- [WORK TO COMPLETE]
Every line of the material that follows must be printed again exactly.

(Rows from a figure dataset)
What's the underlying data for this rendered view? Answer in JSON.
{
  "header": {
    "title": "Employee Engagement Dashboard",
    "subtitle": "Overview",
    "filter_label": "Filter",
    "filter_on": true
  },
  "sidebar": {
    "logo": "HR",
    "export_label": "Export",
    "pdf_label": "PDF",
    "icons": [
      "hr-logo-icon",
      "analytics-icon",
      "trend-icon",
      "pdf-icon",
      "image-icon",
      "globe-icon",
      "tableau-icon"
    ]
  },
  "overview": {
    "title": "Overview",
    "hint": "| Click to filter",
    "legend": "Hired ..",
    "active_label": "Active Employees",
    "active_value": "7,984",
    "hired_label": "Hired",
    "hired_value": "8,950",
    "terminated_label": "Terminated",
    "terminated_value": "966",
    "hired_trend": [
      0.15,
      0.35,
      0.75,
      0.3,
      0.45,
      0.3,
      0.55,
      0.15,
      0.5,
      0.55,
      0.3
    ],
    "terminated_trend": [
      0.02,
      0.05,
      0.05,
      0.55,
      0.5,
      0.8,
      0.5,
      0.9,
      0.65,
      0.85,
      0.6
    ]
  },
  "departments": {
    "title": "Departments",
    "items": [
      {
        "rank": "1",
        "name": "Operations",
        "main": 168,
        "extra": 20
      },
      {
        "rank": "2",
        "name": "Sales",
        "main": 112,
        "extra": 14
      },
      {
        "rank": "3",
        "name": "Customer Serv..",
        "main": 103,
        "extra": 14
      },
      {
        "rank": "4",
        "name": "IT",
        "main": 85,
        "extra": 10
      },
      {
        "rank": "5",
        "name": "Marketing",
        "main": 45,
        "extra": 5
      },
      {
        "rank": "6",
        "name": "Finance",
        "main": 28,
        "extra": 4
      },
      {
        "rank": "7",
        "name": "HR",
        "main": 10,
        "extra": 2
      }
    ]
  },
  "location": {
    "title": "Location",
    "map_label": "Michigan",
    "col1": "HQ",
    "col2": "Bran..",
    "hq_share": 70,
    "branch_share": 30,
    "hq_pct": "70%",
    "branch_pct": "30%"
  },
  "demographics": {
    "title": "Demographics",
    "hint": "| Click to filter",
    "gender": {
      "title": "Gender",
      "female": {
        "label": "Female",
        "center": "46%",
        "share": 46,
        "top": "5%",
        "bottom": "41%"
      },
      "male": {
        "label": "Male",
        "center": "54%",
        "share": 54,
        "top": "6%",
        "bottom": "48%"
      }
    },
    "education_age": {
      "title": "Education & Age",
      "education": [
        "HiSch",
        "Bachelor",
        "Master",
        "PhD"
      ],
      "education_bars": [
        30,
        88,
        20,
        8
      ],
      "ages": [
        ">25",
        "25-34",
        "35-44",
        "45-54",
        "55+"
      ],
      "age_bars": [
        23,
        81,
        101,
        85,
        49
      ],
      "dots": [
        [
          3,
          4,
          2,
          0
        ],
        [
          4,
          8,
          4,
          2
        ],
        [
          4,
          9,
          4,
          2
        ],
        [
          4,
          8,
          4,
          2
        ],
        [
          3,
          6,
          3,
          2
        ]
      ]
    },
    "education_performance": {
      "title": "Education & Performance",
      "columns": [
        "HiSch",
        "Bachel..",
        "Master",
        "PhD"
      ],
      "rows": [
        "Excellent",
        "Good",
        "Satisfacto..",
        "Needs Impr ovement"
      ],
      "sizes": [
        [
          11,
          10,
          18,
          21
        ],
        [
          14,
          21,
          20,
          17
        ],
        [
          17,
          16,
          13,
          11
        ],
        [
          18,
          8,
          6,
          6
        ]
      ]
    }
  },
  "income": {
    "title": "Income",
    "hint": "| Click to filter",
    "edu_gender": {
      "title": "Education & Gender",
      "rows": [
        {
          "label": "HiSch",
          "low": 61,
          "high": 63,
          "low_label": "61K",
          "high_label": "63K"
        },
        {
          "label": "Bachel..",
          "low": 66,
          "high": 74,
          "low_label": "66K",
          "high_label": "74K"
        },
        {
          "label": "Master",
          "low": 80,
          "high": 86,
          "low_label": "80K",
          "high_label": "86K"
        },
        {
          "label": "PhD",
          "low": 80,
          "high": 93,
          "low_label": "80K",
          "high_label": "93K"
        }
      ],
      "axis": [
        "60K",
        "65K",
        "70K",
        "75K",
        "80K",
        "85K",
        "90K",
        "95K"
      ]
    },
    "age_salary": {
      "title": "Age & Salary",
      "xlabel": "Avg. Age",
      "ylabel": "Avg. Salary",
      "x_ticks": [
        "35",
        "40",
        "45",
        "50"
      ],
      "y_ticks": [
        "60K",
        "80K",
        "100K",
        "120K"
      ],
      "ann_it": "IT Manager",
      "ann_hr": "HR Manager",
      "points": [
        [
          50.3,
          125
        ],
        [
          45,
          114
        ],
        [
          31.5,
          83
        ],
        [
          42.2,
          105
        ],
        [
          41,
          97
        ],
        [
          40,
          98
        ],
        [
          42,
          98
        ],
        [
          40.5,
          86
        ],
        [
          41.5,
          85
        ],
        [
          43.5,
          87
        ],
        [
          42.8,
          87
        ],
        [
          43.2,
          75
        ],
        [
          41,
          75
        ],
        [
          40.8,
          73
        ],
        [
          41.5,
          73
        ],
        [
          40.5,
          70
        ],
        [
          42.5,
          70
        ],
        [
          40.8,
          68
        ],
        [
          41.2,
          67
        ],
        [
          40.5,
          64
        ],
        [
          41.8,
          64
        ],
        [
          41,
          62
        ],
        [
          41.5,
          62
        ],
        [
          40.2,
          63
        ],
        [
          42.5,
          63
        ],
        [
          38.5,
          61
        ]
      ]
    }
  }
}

- [FINAL RESULT]
What's the underlying data for this rendered view? Answer in JSON.
{
  "header": {
    "title": "Employee Engagement Dashboard",
    "subtitle": "Overview",
    "filter_label": "Filter",
    "filter_on": true
  },
  "sidebar": {
    "logo": "HR",
    "export_label": "Export",
    "pdf_label": "PDF",
    "icons": [
      "hr-logo-icon",
      "analytics-icon",
      "trend-icon",
      "pdf-icon",
      "image-icon",
      "globe-icon",
      "tableau-icon"
    ]
  },
  "overview": {
    "title": "Overview",
    "hint": "| Click to filter",
    "legend": "Hired ..",
    "active_label": "Active Employees",
    "active_value": "7,984",
    "hired_label": "Hired",
    "hired_value": "8,950",
    "terminated_label": "Terminated",
    "terminated_value": "966",
    "hired_trend": [
      0.15,
      0.35,
      0.75,
      0.3,
      0.45,
      0.3,
      0.55,
      0.15,
      0.5,
      0.55,
      0.3
    ],
    "terminated_trend": [
      0.02,
      0.05,
      0.05,
      0.55,
      0.5,
      0.8,
      0.5,
      0.9,
      0.65,
      0.85,
      0.6
    ]
  },
  "departments": {
    "title": "Departments",
    "items": [
      {
        "rank": "1",
        "name": "Operations",
        "main": 168,
        "extra": 20
      },
      {
        "rank": "2",
        "name": "Sales",
        "main": 112,
        "extra": 14
      },
      {
        "rank": "3",
        "name": "Customer Serv..",
        "main": 103,
        "extra": 14
      },
      {
        "rank": "4",
        "name": "IT",
        "main": 85,
        "extra": 10
      },
      {
        "rank": "5",
        "name": "Marketing",
        "main": 45,
        "extra": 5
      },
      {
        "rank": "6",
        "name": "Finance",
        "main": 28,
        "extra": 4
      },
      {
        "rank": "7",
        "name": "HR",
        "main": 10,
        "extra": 2
      }
    ]
  },
  "location": {
    "title": "Location",
    "map_label": "Michigan",
    "col1": "HQ",
    "col2": "Bran..",
    "hq_share": 70,
    "branch_share": 30,
    "hq_pct": "70%",
    "branch_pct": "30%"
  },
  "demographics": {
    "title": "Demographics",
    "hint": "| Click to filter",
    "gender": {
      "title": "Gender",
      "female": {
        "label": "Female",
        "center": "46%",
        "share": 46,
        "top": "5%",
        "bottom": "41%"
      },
      "male": {
        "label": "Male",
        "center": "54%",
        "share": 54,
        "top": "6%",
        "bottom": "48%"
      }
    },
    "education_age": {
      "title": "Education & Age",
      "education": [
        "HiSch",
        "Bachelor",
        "Master",
        "PhD"
      ],
      "education_bars": [
        30,
        88,
        20,
        8
      ],
      "ages": [
        ">25",
        "25-34",
        "35-44",
        "45-54",
        "55+"
      ],
      "age_bars": [
        23,
        81,
        101,
        85,
        49
      ],
      "dots": [
        [
          3,
          4,
          2,
          0
        ],
        [
          4,
          8,
          4,
          2
        ],
        [
          4,
          9,
          4,
          2
        ],
        [
          4,
          8,
          4,
          2
        ],
        [
          3,
          6,
          3,
          2
        ]
      ]
    },
    "education_performance": {
      "title": "Education & Performance",
      "columns": [
        "HiSch",
        "Bachel..",
        "Master",
        "PhD"
      ],
      "rows": [
        "Excellent",
        "Good",
        "Satisfacto..",
        "Needs Impr ovement"
      ],
      "sizes": [
        [
          11,
          10,
          18,
          21
        ],
        [
          14,
          21,
          20,
          17
        ],
        [
          17,
          16,
          13,
          11
        ],
        [
          18,
          8,
          6,
          6
        ]
      ]
    }
  },
  "income": {
    "title": "Income",
    "hint": "| Click to filter",
    "edu_gender": {
      "title": "Education & Gender",
      "rows": [
        {
          "label": "HiSch",
          "low": 61,
          "high": 63,
          "low_label": "61K",
          "high_label": "63K"
        },
        {
          "label": "Bachel..",
          "low": 66,
          "high": 74,
          "low_label": "66K",
          "high_label": "74K"
        },
        {
          "label": "Master",
          "low": 80,
          "high": 86,
          "low_label": "80K",
          "high_label": "86K"
        },
        {
          "label": "PhD",
          "low": 80,
          "high": 93,
          "low_label": "80K",
          "high_label": "93K"
        }
      ],
      "axis": [
        "60K",
        "65K",
        "70K",
        "75K",
        "80K",
        "85K",
        "90K",
        "95K"
      ]
    },
    "age_salary": {
      "title": "Age & Salary",
      "xlabel": "Avg. Age",
      "ylabel": "Avg. Salary",
      "x_ticks": [
        "35",
        "40",
        "45",
        "50"
      ],
      "y_ticks": [
        "60K",
        "80K",
        "100K",
        "120K"
      ],
      "ann_it": "IT Manager",
      "ann_hr": "HR Manager",
      "points": [
        [
          50.3,
          125
        ],
        [
          45,
          114
        ],
        [
          31.5,
          83
        ],
        [
          42.2,
          105
        ],
        [
          41,
          97
        ],
        [
          40,
          98
        ],
        [
          42,
          98
        ],
        [
          40.5,
          86
        ],
        [
          41.5,
          85
        ],
        [
          43.5,
          87
        ],
        [
          42.8,
          87
        ],
        [
          43.2,
          75
        ],
        [
          41,
          75
        ],
        [
          40.8,
          73
        ],
        [
          41.5,
          73
        ],
        [
          40.5,
          70
        ],
        [
          42.5,
          70
        ],
        [
          40.8,
          68
        ],
        [
          41.2,
          67
        ],
        [
          40.5,
          64
        ],
        [
          41.8,
          64
        ],
        [
          41,
          62
        ],
        [
          41.5,
          62
        ],
        [
          40.2,
          63
        ],
        [
          42.5,
          63
        ],
        [
          38.5,
          61
        ]
      ]
    }
  }
}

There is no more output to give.